▸ WRITTEN REQUEST: Repeat every record below exactly as written.
Start
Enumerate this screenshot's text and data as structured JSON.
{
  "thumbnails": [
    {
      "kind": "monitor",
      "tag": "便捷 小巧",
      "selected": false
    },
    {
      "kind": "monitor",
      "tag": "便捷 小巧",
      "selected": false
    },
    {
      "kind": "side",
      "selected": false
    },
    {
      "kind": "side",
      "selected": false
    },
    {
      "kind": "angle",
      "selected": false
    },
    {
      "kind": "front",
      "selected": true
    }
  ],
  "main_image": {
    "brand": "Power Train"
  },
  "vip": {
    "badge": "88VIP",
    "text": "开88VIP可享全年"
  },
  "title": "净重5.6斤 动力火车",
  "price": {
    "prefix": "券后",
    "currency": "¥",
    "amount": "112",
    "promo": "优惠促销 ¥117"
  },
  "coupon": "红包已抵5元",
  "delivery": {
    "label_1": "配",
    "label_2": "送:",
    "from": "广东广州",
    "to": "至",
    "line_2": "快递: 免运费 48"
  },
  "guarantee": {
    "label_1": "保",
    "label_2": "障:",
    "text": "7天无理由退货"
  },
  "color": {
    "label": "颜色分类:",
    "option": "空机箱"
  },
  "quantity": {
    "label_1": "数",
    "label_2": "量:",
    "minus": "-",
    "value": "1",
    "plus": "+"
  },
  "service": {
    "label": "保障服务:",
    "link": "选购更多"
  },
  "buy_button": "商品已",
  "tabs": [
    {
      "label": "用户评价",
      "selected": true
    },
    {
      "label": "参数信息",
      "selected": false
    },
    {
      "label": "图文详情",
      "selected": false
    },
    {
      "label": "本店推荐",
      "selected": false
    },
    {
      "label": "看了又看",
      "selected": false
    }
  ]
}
End
▸ ANSWER FOR THIS EXERCISE:
Enumerate this screenshot's text and data as structured JSON.
{
  "thumbnails": [
    {
      "kind": "monitor",
      "tag": "便捷 小巧",
      "selected": false
    },
    {
      "kind": "monitor",
      "tag": "便捷 小巧",
      "selected": false
    },
    {
      "kind": "side",
      "selected": false
    },
    {
      "kind": "side",
      "selected": false
    },
    {
      "kind": "angle",
      "selected": false
    },
    {
      "kind": "front",
      "selected": true
    }
  ],
  "main_image": {
    "brand": "Power Train"
  },
  "vip": {
    "badge": "88VIP",
    "text": "开88VIP可享全年"
  },
  "title": "净重5.6斤 动力火车",
  "price": {
    "prefix": "券后",
    "currency": "¥",
    "amount": "112",
    "promo": "优惠促销 ¥117"
  },
  "coupon": "红包已抵5元",
  "delivery": {
    "label_1": "配",
    "label_2": "送:",
    "from": "广东广州",
    "to": "至",
    "line_2": "快递: 免运费 48"
  },
  "guarantee": {
    "label_1": "保",
    "label_2": "障:",
    "text": "7天无理由退货"
  },
  "color": {
    "label": "颜色分类:",
    "option": "空机箱"
  },
  "quantity": {
    "label_1": "数",
    "label_2": "量:",
    "minus": "-",
    "value": "1",
    "plus": "+"
  },
  "service": {
    "label": "保障服务:",
    "link": "选购更多"
  },
  "buy_button": "商品已",
  "tabs": [
    {
      "label": "用户评价",
      "selected": true
    },
    {
      "label": "参数信息",
      "selected": false
    },
    {
      "label": "图文详情",
      "selected": false
    },
    {
      "label": "本店推荐",
      "selected": false
    },
    {
      "label": "看了又看",
      "selected": false
    }
  ]
}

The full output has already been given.